• [TASK TO CARRY OUT]:
Reproduce the entries in full, with no changes.

• [DATA FOR THIS EXERCISE]:
-*-
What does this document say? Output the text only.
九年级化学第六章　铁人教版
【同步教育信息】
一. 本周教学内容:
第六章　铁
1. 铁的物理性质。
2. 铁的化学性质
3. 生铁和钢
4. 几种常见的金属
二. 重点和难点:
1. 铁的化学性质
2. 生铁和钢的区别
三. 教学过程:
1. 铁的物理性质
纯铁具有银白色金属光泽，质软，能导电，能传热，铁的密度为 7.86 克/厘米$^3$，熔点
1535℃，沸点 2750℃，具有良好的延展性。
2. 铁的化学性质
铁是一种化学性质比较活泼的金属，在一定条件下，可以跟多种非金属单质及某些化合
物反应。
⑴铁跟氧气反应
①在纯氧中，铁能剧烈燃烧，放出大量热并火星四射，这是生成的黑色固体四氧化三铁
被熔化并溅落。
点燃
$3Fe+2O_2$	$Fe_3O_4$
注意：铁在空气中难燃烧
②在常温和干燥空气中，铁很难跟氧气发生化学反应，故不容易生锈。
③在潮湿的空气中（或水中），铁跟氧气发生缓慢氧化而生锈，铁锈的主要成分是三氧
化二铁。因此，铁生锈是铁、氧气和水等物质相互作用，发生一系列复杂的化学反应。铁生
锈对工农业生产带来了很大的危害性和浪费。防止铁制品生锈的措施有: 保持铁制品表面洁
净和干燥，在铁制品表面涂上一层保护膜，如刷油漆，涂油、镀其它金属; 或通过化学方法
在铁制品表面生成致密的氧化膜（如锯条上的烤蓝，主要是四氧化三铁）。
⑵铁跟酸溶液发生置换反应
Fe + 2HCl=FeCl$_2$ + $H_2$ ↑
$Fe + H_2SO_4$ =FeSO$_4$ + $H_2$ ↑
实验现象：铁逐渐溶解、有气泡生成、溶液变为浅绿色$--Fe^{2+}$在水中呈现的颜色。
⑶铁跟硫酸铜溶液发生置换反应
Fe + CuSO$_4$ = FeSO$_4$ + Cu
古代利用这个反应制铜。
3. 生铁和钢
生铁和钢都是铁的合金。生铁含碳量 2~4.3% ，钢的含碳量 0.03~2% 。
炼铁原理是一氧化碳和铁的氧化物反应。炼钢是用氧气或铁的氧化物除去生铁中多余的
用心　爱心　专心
-*-
• [REPLY TO THE TASK]:
What does this document say? Output the text only.
九年级化学第六章　铁人教版
【同步教育信息】
一. 本周教学内容:
第六章　铁
1. 铁的物理性质。
2. 铁的化学性质
3. 生铁和钢
4. 几种常见的金属
二. 重点和难点:
1. 铁的化学性质
2. 生铁和钢的区别
三. 教学过程:
1. 铁的物理性质
纯铁具有银白色金属光泽，质软，能导电，能传热，铁的密度为 7.86 克/厘米$^3$，熔点
1535℃，沸点 2750℃，具有良好的延展性。
2. 铁的化学性质
铁是一种化学性质比较活泼的金属，在一定条件下，可以跟多种非金属单质及某些化合
物反应。
⑴铁跟氧气反应
①在纯氧中，铁能剧烈燃烧，放出大量热并火星四射，这是生成的黑色固体四氧化三铁
被熔化并溅落。
点燃
$3Fe+2O_2$	$Fe_3O_4$
注意：铁在空气中难燃烧
②在常温和干燥空气中，铁很难跟氧气发生化学反应，故不容易生锈。
③在潮湿的空气中（或水中），铁跟氧气发生缓慢氧化而生锈，铁锈的主要成分是三氧
化二铁。因此，铁生锈是铁、氧气和水等物质相互作用，发生一系列复杂的化学反应。铁生
锈对工农业生产带来了很大的危害性和浪费。防止铁制品生锈的措施有: 保持铁制品表面洁
净和干燥，在铁制品表面涂上一层保护膜，如刷油漆，涂油、镀其它金属; 或通过化学方法
在铁制品表面生成致密的氧化膜（如锯条上的烤蓝，主要是四氧化三铁）。
⑵铁跟酸溶液发生置换反应
Fe + 2HCl=FeCl$_2$ + $H_2$ ↑
$Fe + H_2SO_4$ =FeSO$_4$ + $H_2$ ↑
实验现象：铁逐渐溶解、有气泡生成、溶液变为浅绿色$--Fe^{2+}$在水中呈现的颜色。
⑶铁跟硫酸铜溶液发生置换反应
Fe + CuSO$_4$ = FeSO$_4$ + Cu
古代利用这个反应制铜。
3. 生铁和钢
生铁和钢都是铁的合金。生铁含碳量 2~4.3% ，钢的含碳量 0.03~2% 。
炼铁原理是一氧化碳和铁的氧化物反应。炼钢是用氧气或铁的氧化物除去生铁中多余的
用心　爱心　专心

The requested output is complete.